Start of Given records

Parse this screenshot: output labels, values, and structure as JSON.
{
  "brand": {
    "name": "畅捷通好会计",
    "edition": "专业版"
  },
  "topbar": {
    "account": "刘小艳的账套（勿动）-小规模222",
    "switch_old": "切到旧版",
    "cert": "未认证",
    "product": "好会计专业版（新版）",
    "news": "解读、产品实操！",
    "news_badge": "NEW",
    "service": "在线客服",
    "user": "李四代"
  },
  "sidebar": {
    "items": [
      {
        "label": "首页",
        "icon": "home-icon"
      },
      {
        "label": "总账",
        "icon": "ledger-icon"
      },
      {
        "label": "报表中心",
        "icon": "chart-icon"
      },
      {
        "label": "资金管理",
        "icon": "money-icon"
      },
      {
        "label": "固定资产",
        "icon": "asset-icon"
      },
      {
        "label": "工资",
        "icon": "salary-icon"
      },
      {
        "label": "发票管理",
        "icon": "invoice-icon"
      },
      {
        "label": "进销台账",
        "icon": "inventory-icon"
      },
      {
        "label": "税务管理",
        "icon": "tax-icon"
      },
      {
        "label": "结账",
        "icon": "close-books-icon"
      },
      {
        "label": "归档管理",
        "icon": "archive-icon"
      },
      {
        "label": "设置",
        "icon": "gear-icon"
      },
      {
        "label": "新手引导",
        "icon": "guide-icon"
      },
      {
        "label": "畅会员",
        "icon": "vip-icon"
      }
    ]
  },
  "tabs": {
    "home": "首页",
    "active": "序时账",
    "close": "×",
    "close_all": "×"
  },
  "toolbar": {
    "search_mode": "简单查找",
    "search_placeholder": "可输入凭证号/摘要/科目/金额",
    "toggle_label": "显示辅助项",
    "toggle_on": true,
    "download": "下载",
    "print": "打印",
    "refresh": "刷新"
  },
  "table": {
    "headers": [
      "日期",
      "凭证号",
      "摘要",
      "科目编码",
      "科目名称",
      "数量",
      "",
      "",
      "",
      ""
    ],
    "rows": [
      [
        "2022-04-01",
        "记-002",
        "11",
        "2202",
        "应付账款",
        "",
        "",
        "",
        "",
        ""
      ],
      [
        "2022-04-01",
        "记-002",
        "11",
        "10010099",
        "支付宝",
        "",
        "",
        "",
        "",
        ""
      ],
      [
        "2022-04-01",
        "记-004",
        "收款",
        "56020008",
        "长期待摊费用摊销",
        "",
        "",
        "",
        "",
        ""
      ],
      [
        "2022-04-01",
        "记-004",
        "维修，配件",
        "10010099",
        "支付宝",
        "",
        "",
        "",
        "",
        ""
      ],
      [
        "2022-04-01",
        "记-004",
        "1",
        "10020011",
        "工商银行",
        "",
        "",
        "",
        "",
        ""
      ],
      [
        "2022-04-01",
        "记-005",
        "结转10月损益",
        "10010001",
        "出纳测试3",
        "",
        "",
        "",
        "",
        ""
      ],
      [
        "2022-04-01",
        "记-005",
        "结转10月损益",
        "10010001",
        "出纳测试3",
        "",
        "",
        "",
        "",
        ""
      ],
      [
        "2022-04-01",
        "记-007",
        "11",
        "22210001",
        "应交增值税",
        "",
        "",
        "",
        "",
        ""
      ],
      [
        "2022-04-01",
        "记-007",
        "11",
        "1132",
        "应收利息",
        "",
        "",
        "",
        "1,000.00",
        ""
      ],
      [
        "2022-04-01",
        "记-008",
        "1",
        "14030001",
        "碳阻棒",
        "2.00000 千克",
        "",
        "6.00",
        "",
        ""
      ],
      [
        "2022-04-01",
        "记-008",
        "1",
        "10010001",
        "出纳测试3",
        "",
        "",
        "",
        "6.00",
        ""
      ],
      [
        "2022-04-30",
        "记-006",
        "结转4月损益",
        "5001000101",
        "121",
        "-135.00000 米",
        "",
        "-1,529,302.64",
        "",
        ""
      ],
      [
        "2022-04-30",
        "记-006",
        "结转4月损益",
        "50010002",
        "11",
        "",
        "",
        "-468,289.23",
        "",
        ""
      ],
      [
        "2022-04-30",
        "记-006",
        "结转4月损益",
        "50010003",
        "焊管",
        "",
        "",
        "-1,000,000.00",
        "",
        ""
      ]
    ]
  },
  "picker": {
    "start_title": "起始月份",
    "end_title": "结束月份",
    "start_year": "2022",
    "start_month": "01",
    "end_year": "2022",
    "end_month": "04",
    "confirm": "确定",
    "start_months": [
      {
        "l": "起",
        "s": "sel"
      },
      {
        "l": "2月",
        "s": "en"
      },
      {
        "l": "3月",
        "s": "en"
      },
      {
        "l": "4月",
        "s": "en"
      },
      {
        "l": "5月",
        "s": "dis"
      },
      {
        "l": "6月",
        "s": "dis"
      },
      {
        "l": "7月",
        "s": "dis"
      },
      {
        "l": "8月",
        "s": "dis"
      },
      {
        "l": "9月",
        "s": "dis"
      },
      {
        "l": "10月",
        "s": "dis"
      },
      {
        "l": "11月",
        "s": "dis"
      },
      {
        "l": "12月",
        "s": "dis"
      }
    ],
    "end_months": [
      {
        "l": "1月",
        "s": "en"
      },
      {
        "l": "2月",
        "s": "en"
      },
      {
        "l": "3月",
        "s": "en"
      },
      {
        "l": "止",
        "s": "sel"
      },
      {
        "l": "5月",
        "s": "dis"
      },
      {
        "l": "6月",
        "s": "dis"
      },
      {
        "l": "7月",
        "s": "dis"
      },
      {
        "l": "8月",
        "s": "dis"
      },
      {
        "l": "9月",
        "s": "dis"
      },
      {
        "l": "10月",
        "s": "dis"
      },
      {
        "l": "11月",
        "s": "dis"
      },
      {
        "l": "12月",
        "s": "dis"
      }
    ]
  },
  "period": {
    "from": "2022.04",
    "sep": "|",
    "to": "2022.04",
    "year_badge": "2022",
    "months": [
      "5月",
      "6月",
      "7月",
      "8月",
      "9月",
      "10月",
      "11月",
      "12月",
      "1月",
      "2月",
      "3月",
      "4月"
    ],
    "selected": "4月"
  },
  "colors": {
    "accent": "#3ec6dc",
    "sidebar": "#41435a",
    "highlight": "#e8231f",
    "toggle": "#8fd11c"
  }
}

End of Given records

Above are some records; repeat all of them exactly.

## Solution for this problem
Parse this screenshot: output labels, values, and structure as JSON.
{
  "brand": {
    "name": "畅捷通好会计",
    "edition": "专业版"
  },
  "topbar": {
    "account": "刘小艳的账套（勿动）-小规模222",
    "switch_old": "切到旧版",
    "cert": "未认证",
    "product": "好会计专业版（新版）",
    "news": "解读、产品实操！",
    "news_badge": "NEW",
    "service": "在线客服",
    "user": "李四代"
  },
  "sidebar": {
    "items": [
      {
        "label": "首页",
        "icon": "home-icon"
      },
      {
        "label": "总账",
        "icon": "ledger-icon"
      },
      {
        "label": "报表中心",
        "icon": "chart-icon"
      },
      {
        "label": "资金管理",
        "icon": "money-icon"
      },
      {
        "label": "固定资产",
        "icon": "asset-icon"
      },
      {
        "label": "工资",
        "icon": "salary-icon"
      },
      {
        "label": "发票管理",
        "icon": "invoice-icon"
      },
      {
        "label": "进销台账",
        "icon": "inventory-icon"
      },
      {
        "label": "税务管理",
        "icon": "tax-icon"
      },
      {
        "label": "结账",
        "icon": "close-books-icon"
      },
      {
        "label": "归档管理",
        "icon": "archive-icon"
      },
      {
        "label": "设置",
        "icon": "gear-icon"
      },
      {
        "label": "新手引导",
        "icon": "guide-icon"
      },
      {
        "label": "畅会员",
        "icon": "vip-icon"
      }
    ]
  },
  "tabs": {
    "home": "首页",
    "active": "序时账",
    "close": "×",
    "close_all": "×"
  },
  "toolbar": {
    "search_mode": "简单查找",
    "search_placeholder": "可输入凭证号/摘要/科目/金额",
    "toggle_label": "显示辅助项",
    "toggle_on": true,
    "download": "下载",
    "print": "打印",
    "refresh": "刷新"
  },
  "table": {
    "headers": [
      "日期",
      "凭证号",
      "摘要",
      "科目编码",
      "科目名称",
      "数量",
      "",
      "",
      "",
      ""
    ],
    "rows": [
      [
        "2022-04-01",
        "记-002",
        "11",
        "2202",
        "应付账款",
        "",
        "",
        "",
        "",
        ""
      ],
      [
        "2022-04-01",
        "记-002",
        "11",
        "10010099",
        "支付宝",
        "",
        "",
        "",
        "",
        ""
      ],
      [
        "2022-04-01",
        "记-004",
        "收款",
        "56020008",
        "长期待摊费用摊销",
        "",
        "",
        "",
        "",
        ""
      ],
      [
        "2022-04-01",
        "记-004",
        "维修，配件",
        "10010099",
        "支付宝",
        "",
        "",
        "",
        "",
        ""
      ],
      [
        "2022-04-01",
        "记-004",
        "1",
        "10020011",
        "工商银行",
        "",
        "",
        "",
        "",
        ""
      ],
      [
        "2022-04-01",
        "记-005",
        "结转10月损益",
        "10010001",
        "出纳测试3",
        "",
        "",
        "",
        "",
        ""
      ],
      [
        "2022-04-01",
        "记-005",
        "结转10月损益",
        "10010001",
        "出纳测试3",
        "",
        "",
        "",
        "",
        ""
      ],
      [
        "2022-04-01",
        "记-007",
        "11",
        "22210001",
        "应交增值税",
        "",
        "",
        "",
        "",
        ""
      ],
      [
        "2022-04-01",
        "记-007",
        "11",
        "1132",
        "应收利息",
        "",
        "",
        "",
        "1,000.00",
        ""
      ],
      [
        "2022-04-01",
        "记-008",
        "1",
        "14030001",
        "碳阻棒",
        "2.00000 千克",
        "",
        "6.00",
        "",
        ""
      ],
      [
        "2022-04-01",
        "记-008",
        "1",
        "10010001",
        "出纳测试3",
        "",
        "",
        "",
        "6.00",
        ""
      ],
      [
        "2022-04-30",
        "记-006",
        "结转4月损益",
        "5001000101",
        "121",
        "-135.00000 米",
        "",
        "-1,529,302.64",
        "",
        ""
      ],
      [
        "2022-04-30",
        "记-006",
        "结转4月损益",
        "50010002",
        "11",
        "",
        "",
        "-468,289.23",
        "",
        ""
      ],
      [
        "2022-04-30",
        "记-006",
        "结转4月损益",
        "50010003",
        "焊管",
        "",
        "",
        "-1,000,000.00",
        "",
        ""
      ]
    ]
  },
  "picker": {
    "start_title": "起始月份",
    "end_title": "结束月份",
    "start_year": "2022",
    "start_month": "01",
    "end_year": "2022",
    "end_month": "04",
    "confirm": "确定",
    "start_months": [
      {
        "l": "起",
        "s": "sel"
      },
      {
        "l": "2月",
        "s": "en"
      },
      {
        "l": "3月",
        "s": "en"
      },
      {
        "l": "4月",
        "s": "en"
      },
      {
        "l": "5月",
        "s": "dis"
      },
      {
        "l": "6月",
        "s": "dis"
      },
      {
        "l": "7月",
        "s": "dis"
      },
      {
        "l": "8月",
        "s": "dis"
      },
      {
        "l": "9月",
        "s": "dis"
      },
      {
        "l": "10月",
        "s": "dis"
      },
      {
        "l": "11月",
        "s": "dis"
      },
      {
        "l": "12月",
        "s": "dis"
      }
    ],
    "end_months": [
      {
        "l": "1月",
        "s": "en"
      },
      {
        "l": "2月",
        "s": "en"
      },
      {
        "l": "3月",
        "s": "en"
      },
      {
        "l": "止",
        "s": "sel"
      },
      {
        "l": "5月",
        "s": "dis"
      },
      {
        "l": "6月",
        "s": "dis"
      },
      {
        "l": "7月",
        "s": "dis"
      },
      {
        "l": "8月",
        "s": "dis"
      },
      {
        "l": "9月",
        "s": "dis"
      },
      {
        "l": "10月",
        "s": "dis"
      },
      {
        "l": "11月",
        "s": "dis"
      },
      {
        "l": "12月",
        "s": "dis"
      }
    ]
  },
  "period": {
    "from": "2022.04",
    "sep": "|",
    "to": "2022.04",
    "year_badge": "2022",
    "months": [
      "5月",
      "6月",
      "7月",
      "8月",
      "9月",
      "10月",
      "11月",
      "12月",
      "1月",
      "2月",
      "3月",
      "4月"
    ],
    "selected": "4月"
  },
  "colors": {
    "accent": "#3ec6dc",
    "sidebar": "#41435a",
    "highlight": "#e8231f",
    "toggle": "#8fd11c"
  }
}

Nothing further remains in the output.